Week’s most-read: Tesco, China, farmed salmon

Here’s a look at SeafoodSource’s most-read stories and commentaries of this week:

5) Global per-capita seafood consumption reached an all-time high in 2008, according to the Food and Agriculture Organization’s “The State of the World Fisheries and Aquaculture 2010” report, released this week. Consumers worldwide consumed 115 million tons of seafood in 2008, with global seafood production reaching 142 million tons.

4) SeafoodSource Contributing Editor Mike Urch called out Tesco, questioning whether it has the measures in place to ensure that it offers its customers fish caught by methods that protect the marine environment, as it proudly boasts on its product labels. Tesco has pledged by the end of 2012 to sell only tuna caught by pole-and-line, and Urch said that, for consumers’ sake, Tesco should sorts out its quality control.

3) The newly formed Global Alliance Against Industrial Aquaculture (GAAIA) this week launched an international campaign against “Big Aquaculture.” The “Salmon Farming Kills” campaign employs graphic imagery similar to the “Smoking Kills” campaigns against Big Tobacco and warns of the dangers of salmon farming, which the group’s global coordinator says should carry a health warning.

▶ **ASSIGNMENT 1**
Name the topics listed in the headline of the seafood news roundup.
▶ **ASSIGNMENT 2**
Reproduce the stretch of the seafood news roundup from "Week’s most-read: Tesco, China, farmed" through "142 million tons.".

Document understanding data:
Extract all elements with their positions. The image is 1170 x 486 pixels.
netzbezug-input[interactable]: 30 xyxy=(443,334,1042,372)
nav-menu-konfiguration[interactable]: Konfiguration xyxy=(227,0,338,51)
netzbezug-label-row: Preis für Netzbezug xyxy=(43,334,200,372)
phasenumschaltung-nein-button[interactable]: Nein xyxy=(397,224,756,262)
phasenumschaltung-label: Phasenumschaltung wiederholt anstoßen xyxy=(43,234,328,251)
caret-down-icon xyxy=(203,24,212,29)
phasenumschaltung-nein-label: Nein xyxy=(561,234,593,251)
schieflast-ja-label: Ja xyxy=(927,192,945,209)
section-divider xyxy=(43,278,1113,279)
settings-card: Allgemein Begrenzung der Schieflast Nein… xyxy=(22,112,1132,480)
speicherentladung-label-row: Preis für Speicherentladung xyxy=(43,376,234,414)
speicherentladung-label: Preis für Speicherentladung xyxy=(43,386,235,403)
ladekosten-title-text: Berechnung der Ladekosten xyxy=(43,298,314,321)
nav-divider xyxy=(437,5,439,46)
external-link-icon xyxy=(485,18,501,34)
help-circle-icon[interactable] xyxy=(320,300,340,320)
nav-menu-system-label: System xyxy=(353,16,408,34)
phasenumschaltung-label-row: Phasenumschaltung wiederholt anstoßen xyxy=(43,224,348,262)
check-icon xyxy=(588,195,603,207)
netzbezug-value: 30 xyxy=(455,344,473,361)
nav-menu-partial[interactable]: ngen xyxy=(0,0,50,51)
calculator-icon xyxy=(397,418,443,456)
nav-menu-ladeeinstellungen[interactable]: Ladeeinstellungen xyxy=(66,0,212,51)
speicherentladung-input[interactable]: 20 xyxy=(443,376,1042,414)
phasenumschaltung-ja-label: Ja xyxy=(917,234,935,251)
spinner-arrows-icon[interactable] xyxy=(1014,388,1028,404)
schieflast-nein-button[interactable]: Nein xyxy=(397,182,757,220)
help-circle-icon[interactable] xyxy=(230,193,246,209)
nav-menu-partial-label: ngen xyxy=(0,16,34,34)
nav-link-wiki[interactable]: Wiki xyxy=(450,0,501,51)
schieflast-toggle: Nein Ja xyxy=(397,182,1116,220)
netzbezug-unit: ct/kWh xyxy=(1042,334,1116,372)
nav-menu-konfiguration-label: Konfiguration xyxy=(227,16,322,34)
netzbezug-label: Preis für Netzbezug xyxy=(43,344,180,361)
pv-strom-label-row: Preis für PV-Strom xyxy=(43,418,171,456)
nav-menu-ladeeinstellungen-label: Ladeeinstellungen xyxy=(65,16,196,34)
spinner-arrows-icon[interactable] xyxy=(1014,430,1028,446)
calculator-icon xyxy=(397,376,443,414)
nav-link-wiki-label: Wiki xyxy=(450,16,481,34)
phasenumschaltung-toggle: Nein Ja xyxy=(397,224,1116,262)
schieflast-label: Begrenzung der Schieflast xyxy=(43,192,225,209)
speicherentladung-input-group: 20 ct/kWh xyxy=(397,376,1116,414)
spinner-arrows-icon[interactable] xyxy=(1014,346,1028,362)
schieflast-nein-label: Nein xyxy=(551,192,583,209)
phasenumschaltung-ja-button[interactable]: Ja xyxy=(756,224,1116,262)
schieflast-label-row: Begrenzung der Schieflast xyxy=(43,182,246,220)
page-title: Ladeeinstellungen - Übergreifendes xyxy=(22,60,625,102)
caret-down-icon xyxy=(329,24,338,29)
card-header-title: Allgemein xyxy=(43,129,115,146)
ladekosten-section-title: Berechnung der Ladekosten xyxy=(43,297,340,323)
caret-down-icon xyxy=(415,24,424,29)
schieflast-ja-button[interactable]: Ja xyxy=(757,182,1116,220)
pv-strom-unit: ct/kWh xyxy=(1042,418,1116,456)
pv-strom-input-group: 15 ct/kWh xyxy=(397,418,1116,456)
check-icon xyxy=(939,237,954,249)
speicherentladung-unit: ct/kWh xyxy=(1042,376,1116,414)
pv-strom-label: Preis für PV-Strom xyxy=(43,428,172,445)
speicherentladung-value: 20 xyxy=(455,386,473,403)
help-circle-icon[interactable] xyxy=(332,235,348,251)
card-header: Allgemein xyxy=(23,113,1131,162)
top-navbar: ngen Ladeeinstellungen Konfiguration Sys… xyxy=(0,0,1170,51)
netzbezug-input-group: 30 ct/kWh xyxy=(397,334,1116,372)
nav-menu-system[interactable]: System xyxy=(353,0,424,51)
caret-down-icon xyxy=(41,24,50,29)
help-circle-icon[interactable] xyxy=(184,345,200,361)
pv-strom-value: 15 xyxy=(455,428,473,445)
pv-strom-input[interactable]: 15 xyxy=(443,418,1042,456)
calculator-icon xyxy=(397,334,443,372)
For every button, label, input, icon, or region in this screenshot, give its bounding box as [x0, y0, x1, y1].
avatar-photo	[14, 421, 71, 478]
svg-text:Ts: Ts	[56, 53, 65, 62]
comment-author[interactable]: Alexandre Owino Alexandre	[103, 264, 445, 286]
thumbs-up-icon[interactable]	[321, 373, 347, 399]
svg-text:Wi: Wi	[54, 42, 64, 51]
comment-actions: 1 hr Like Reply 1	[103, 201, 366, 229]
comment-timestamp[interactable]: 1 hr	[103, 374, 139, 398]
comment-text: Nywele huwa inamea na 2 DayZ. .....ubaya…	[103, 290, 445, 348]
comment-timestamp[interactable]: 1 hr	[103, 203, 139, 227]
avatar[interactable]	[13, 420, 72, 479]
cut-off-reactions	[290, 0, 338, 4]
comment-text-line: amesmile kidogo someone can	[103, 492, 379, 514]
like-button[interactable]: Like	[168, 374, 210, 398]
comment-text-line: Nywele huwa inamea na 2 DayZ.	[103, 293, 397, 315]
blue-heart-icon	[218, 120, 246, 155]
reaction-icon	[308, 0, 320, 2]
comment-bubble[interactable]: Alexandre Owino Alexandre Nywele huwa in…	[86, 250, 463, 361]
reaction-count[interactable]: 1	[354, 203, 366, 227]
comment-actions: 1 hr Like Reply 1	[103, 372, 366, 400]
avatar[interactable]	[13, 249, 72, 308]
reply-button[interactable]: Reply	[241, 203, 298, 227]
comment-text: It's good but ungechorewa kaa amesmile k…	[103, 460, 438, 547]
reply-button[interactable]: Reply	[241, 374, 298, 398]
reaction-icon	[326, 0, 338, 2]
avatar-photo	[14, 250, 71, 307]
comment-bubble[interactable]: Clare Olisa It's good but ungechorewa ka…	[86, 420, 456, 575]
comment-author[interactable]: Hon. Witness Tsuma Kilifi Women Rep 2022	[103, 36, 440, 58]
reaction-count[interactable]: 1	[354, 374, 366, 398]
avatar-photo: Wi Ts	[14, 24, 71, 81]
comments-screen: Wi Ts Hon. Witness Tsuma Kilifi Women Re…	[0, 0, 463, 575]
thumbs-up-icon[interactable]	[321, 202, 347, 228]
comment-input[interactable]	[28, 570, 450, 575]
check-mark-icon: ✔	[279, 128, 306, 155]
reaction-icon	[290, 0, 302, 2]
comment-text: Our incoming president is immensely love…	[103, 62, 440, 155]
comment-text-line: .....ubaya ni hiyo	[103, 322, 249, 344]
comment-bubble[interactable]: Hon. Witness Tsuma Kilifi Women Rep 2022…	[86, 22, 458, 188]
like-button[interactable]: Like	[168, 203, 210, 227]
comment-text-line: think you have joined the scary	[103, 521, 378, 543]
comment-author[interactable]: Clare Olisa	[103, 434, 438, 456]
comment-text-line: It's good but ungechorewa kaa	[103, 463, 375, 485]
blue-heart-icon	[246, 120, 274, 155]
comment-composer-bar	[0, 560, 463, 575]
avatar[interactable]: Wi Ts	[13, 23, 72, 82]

▶ **RESPONSE AREA 1**
Tesco, China, farmed salmon

▶ **RESPONSE AREA 2**
Week’s most-read: Tesco, China, farmed salmon

Here’s a look at SeafoodSource’s most-read stories and commentaries of this week:

5) Global per-capita seafood consumption reached an all-time high in 2008, according to the Food and Agriculture Organization’s “The State of the World Fisheries and Aquaculture 2010” report, released this week. Consumers worldwide consumed 115 million tons of seafood in 2008, with global seafood production reaching 142 million tons.